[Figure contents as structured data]

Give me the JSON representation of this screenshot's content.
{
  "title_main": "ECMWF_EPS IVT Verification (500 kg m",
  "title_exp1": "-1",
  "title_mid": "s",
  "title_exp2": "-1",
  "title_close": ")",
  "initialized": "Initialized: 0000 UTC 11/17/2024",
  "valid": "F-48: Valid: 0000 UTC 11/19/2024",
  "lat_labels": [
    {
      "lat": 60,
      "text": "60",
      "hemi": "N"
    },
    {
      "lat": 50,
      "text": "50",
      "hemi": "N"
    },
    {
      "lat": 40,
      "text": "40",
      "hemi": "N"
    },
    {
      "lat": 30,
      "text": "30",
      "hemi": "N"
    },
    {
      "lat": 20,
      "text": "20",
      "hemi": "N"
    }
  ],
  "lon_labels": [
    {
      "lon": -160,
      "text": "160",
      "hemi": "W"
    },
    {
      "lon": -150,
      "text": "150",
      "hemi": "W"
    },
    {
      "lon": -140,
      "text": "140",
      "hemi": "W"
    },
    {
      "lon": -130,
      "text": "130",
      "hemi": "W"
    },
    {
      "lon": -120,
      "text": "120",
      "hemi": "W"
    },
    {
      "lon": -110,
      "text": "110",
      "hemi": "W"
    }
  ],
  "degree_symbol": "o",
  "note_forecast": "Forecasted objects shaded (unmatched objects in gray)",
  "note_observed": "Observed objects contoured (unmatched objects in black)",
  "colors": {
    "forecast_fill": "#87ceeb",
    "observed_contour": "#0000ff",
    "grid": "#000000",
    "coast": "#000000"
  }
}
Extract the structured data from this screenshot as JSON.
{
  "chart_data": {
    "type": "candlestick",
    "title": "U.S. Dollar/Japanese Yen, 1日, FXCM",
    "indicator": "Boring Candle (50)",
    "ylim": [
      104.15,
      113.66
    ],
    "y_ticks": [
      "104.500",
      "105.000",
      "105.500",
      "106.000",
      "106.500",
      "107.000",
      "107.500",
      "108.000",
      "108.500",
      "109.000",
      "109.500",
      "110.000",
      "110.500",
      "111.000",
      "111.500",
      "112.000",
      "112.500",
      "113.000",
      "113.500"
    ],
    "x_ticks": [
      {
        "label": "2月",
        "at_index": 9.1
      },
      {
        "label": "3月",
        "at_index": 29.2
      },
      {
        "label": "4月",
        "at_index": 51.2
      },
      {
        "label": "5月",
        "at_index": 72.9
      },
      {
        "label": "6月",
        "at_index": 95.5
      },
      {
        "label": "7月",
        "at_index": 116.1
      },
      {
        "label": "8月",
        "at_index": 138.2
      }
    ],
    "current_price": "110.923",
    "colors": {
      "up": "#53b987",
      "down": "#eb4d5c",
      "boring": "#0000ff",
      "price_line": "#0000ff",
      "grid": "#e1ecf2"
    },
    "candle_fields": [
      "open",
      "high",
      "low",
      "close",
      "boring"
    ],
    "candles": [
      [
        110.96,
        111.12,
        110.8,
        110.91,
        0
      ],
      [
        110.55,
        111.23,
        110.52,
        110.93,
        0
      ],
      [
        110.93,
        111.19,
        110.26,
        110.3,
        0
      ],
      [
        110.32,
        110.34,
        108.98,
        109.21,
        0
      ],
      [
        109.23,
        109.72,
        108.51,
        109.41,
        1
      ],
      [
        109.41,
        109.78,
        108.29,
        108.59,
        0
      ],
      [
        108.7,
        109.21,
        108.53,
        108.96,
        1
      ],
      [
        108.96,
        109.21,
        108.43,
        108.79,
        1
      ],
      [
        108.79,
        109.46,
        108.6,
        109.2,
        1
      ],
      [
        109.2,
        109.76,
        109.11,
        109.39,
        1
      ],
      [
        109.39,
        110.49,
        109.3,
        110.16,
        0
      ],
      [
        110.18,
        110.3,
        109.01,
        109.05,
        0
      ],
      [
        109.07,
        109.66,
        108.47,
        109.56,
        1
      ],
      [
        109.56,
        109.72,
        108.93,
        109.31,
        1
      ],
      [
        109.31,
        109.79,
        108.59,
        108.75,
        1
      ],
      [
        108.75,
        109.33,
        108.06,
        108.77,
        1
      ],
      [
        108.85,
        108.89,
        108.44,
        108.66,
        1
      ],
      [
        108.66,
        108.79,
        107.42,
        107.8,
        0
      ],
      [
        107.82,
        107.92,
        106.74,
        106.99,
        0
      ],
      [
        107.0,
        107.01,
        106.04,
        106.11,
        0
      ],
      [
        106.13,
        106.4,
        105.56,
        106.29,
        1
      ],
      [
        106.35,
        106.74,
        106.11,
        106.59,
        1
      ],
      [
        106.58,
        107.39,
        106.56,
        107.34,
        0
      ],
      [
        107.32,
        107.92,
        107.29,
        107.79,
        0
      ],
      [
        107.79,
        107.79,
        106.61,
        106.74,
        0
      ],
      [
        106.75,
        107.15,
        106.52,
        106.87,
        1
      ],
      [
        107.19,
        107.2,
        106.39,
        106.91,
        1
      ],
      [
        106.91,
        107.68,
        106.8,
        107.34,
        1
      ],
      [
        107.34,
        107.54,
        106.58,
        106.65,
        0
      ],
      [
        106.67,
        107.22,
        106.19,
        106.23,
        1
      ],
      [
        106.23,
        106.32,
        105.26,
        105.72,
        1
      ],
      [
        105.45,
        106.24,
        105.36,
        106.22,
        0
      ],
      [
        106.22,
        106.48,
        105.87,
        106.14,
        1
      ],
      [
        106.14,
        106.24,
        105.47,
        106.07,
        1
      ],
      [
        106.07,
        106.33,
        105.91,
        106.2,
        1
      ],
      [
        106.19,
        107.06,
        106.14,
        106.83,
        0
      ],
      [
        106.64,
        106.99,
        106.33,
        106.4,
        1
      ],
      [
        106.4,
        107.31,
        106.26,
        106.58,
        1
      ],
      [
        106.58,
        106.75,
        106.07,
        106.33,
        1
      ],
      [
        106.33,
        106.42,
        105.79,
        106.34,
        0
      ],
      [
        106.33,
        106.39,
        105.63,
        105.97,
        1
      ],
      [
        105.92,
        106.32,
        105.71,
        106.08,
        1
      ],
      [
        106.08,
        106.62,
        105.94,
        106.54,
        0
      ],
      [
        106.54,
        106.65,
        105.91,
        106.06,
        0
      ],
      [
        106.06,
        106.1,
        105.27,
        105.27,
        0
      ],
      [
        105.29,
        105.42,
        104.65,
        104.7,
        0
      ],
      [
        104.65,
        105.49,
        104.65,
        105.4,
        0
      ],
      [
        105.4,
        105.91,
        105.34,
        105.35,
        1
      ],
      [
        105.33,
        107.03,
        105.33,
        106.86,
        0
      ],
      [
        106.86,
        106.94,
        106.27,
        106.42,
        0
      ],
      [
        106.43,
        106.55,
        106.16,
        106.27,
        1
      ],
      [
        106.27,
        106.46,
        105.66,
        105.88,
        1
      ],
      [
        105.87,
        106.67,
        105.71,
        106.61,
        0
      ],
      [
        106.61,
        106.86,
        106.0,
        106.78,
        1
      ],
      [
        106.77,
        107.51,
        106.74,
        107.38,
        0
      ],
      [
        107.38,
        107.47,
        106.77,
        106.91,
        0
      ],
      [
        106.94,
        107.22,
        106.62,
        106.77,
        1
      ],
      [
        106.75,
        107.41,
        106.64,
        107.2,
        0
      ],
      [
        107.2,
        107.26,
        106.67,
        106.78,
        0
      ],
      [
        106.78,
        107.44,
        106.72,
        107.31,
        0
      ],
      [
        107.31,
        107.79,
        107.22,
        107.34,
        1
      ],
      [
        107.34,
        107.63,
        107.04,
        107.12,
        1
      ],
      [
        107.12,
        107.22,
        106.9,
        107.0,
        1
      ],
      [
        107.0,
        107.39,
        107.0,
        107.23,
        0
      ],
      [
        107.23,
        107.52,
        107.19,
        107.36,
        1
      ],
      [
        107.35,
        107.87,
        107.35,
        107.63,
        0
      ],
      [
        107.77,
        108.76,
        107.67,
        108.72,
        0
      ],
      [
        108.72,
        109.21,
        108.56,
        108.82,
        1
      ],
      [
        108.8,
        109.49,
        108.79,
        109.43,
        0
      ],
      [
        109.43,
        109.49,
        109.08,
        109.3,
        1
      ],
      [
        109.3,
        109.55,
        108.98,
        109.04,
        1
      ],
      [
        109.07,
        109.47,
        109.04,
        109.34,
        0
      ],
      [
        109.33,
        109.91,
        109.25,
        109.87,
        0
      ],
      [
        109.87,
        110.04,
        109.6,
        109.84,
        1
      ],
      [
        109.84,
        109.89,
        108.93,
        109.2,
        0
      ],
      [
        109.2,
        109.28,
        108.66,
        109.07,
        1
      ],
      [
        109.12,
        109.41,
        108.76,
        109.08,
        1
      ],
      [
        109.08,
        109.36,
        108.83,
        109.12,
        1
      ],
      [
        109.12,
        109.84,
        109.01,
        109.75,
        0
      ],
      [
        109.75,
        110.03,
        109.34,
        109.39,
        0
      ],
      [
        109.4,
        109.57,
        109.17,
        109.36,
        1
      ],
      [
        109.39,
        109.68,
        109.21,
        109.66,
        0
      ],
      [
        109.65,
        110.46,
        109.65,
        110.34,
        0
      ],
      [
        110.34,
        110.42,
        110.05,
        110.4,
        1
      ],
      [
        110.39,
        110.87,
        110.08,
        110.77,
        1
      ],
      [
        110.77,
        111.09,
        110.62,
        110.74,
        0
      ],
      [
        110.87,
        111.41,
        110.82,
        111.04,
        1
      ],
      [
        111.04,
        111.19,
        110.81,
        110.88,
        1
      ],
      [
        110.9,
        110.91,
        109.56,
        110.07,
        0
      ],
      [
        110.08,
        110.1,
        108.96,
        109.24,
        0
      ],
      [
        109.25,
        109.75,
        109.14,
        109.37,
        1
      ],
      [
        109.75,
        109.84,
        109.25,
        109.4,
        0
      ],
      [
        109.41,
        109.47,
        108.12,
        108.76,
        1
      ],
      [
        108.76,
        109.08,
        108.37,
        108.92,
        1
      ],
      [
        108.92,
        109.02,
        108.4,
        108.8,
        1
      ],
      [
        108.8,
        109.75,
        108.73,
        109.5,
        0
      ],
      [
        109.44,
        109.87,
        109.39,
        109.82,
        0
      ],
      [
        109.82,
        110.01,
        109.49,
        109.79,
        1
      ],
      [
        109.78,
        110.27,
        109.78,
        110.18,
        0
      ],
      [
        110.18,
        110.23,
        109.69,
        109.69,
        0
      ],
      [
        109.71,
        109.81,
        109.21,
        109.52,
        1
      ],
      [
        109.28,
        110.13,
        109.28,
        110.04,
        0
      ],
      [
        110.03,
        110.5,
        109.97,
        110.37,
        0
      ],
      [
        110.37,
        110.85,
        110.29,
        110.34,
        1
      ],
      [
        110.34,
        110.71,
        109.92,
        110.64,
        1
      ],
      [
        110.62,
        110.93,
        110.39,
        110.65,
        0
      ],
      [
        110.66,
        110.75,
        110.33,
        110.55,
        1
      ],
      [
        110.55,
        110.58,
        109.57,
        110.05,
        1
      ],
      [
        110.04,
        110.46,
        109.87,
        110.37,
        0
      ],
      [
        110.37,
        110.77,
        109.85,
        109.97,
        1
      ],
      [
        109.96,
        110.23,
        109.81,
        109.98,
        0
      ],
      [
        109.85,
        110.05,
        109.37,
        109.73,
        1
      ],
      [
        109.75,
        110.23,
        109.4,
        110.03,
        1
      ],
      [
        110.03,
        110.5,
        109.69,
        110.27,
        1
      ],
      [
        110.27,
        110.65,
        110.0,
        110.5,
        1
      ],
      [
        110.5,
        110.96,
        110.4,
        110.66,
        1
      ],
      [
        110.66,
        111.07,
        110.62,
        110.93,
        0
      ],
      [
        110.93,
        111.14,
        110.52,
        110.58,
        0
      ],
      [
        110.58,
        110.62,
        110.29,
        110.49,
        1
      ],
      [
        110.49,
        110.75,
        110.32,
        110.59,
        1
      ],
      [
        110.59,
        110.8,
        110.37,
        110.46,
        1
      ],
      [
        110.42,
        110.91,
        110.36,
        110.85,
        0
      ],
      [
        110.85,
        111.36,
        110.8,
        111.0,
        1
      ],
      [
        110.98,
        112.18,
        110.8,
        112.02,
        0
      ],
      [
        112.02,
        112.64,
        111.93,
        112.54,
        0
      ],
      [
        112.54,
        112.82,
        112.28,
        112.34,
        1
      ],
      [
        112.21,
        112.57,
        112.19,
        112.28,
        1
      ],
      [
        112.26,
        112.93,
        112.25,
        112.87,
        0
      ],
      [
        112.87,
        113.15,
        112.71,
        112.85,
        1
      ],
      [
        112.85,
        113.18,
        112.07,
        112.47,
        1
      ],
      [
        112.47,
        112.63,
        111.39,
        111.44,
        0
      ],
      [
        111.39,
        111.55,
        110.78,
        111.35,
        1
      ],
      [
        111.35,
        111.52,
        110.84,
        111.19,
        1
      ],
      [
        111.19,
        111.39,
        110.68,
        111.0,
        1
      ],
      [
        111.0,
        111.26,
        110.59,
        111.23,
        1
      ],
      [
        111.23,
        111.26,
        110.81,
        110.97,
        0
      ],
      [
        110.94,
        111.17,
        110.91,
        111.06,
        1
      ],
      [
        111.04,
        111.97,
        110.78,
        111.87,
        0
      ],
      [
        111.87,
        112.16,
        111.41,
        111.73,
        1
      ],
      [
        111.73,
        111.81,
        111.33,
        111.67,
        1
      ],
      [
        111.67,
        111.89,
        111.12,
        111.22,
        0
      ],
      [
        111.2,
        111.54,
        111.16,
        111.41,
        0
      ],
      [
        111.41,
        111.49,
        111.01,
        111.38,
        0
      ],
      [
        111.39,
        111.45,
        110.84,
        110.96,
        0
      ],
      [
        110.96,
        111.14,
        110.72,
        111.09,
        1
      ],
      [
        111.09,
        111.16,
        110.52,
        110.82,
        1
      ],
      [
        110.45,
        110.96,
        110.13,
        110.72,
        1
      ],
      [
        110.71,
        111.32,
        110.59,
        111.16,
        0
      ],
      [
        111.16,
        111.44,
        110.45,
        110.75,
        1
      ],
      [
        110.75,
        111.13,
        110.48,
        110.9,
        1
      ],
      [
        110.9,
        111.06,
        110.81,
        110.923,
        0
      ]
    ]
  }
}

[What to do] Copy every line of the entries above in which "screenshot" occurs.

[In response]
Give me the JSON representation of this screenshot's content.
Extract the structured data from this screenshot as JSON.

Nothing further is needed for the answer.